— Jobs —
[1] Rewrite the passage from the project timeline guide starting at "1. Determine the" and ending at "in three months.", swapping "scope statement" for "goal statement".
[2] Carry the guide on creating a project timeline forward with the next part, picking up right after its final sentence.

— Document segment —
A project timeline is vital for visualizing how and when a project will get done. It allows you to track tasks, resources, and milestones, as well as understand how dependencies impact different phases. Timelines are particularly useful for complex projects and portfolios, where missed deadlines and confusion can affect cross-team workflows. 

In this guide, you’ll learn how to create a project timeline from scratch. We’ll explain everything you need to include in your timeline — resources, stakeholders, dependencies, milestones, and more — and how they interrelate. 

We’ll also explain why one classic way of creating timelines — using spreadsheets — doesn’t cut it anymore. Then, we’ll introduce you to Wrike, our project timeline software, which brings everything you need for an effective project timeline into one place.

6 steps to create a project timeline

To track the progress of your project using a project timeline, you must first plan specifically what to include in that timeline. This involves clarifying what needs to be achieved, when, and by whom, and how those tasks relate to each other. 

You can do this in six key steps:

1. Determine the scope of the project

The first question you need to ask is a simple one: What is it you need to achieve, and by when? The answer determines the scope of the project, its length, and how much time you have for individual tasks.

It’s helpful to answer this question with a project scope statement. This is the definition and ultimate goal of your project, expressed as clearly as possible. For example, your general scope statement should be as simple as: 

  • Produce a research report into consumer attitudes to AI in three months.
  • Develop an architectural plan for a new building project by 1 June.
  • Launch a new Google Ads campaign in four weeks.

With this statement, your project is already taking shape, with a timeline, a final deliverable, and a sense of who might need to be involved. Any task that does not help you achieve this project goal in this time frame is out of scope and therefore doesn’t belong in your project.

2. Draw up a work breakdown structure (WBS)

With the scope defined, you can then outline a work breakdown structure (WBS) to plan your major project deliverables. A WBS divides up a project into smaller work packages and gives you insight into everything that goes into delivering on your scope statement.

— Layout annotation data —
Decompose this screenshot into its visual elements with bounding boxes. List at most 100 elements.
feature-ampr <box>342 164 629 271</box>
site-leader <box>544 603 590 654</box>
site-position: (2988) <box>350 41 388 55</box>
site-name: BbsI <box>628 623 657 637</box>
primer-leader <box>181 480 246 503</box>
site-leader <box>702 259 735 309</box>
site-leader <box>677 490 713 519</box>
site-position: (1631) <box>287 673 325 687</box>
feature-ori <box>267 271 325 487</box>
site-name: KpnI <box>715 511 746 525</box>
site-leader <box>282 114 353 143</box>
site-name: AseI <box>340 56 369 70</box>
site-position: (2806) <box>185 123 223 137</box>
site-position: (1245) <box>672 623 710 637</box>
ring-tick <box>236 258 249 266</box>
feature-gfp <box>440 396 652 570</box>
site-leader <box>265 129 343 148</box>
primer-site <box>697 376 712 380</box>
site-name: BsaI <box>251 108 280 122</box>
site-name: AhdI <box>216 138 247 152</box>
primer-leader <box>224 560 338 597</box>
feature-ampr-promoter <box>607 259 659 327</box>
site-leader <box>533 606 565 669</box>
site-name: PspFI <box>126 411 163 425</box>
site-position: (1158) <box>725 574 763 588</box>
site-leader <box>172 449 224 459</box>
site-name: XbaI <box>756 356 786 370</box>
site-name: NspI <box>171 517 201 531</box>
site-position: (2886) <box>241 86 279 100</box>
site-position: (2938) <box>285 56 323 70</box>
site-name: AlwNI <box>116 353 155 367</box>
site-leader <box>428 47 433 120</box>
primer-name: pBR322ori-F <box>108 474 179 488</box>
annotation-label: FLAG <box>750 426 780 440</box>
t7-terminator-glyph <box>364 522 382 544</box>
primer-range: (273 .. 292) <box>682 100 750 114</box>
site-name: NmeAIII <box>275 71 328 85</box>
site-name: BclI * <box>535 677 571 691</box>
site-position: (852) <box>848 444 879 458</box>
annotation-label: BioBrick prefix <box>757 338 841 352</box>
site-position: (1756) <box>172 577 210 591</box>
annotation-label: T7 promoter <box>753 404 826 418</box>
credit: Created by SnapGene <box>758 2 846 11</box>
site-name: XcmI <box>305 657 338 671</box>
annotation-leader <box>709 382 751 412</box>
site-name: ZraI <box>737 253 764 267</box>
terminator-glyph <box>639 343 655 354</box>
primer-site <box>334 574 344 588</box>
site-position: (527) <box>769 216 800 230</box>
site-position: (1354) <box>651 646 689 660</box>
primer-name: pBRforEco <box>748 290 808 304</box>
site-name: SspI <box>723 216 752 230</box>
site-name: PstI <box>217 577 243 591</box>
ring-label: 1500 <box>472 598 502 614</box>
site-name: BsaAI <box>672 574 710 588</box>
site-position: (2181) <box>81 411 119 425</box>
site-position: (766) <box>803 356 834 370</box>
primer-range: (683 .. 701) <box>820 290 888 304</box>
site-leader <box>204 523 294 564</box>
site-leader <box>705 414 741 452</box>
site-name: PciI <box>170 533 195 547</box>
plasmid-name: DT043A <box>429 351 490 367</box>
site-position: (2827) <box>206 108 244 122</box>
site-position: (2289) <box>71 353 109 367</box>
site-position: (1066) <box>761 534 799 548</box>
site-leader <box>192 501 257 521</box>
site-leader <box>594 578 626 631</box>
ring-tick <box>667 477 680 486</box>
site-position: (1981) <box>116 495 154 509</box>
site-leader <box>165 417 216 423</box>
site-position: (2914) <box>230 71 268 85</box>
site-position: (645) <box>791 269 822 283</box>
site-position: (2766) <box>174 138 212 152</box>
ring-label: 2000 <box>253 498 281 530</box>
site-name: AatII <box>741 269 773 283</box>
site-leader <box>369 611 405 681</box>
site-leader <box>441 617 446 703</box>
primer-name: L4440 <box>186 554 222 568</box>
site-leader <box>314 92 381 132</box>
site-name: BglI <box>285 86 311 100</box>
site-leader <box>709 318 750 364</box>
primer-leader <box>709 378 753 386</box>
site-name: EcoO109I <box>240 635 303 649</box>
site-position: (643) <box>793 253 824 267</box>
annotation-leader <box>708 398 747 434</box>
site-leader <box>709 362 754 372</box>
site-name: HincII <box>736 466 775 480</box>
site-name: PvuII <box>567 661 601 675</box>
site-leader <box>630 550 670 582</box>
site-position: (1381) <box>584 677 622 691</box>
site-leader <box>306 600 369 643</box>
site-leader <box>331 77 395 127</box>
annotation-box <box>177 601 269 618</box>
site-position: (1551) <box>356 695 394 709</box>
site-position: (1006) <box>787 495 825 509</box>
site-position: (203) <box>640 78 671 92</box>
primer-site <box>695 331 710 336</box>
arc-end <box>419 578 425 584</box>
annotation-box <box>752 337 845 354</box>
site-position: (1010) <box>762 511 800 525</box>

— Answers given —
[1]
1. Determine the scope of the project

The first question you need to ask is a simple one: What is it you need to achieve, and by when? The answer determines the scope of the project, its length, and how much time you have for individual tasks.

It’s helpful to answer this question with a project goal statement. This is the definition and ultimate goal of your project, expressed as clearly as possible. For example, your general goal statement should be as simple as: 

  • Produce a research report into consumer attitudes to AI in three months.

[2]
work breakdown structure

To create a WBS, break down the project’s major deliverables. In the AI report example we’ve used above, these deliverables could be:

  • Research team completes consumer research
  • Writing team finalizes the report copy
  • Design team produces a draft report
  • Legal team approves the report
  • Project lead gives final approval

This gives you a sense of what needs to be produced and by whom. Just as importantly, it gives you a hierarchy of tasks in chronological order, so you can get an idea of what needs to come first. If you want to see in more detail how a WBS works and how to draw one up, we’ve designed a work breakdown structure template to help.

work breakdown structure template

3. Break down your deliverables into smaller tasks

With your work packages outlined, your next job is to break those deliverables down into concrete and discrete tasks. 

For instance, look back at those deliverables we outlined in step 2. Those aren’t actually tasks, per se — a team can’t go out and simply ‘complete consumer research.’ For a task to be valuable, it needs to be finite and able to be completed by a single individual.

For instance, to complete consumer research, the research team needs to:

  • Write research questions
  • Edit those questions
  • Identify research participants
  • Interview those participants
  • Compile results

Can these tasks be broken down further?

For example, ‘edit research questions’ might involve one person proofing the grammar and another giving final approval. These are two separate tasks. 

4. Assign tasks to teams or individuals

Equipped with a list of tasks, now assign each one to an individual who will complete it. In very small teams, that will be obvious — you may have just one writer or one designer.

However, in more complex organizations, you might need to assign tasks based on specific individuals’ time commitments, capacity, and any conflicts with other projects or tasks. As we’ll share below, this can get very complicated if you’re managing your projects manually using a spreadsheet.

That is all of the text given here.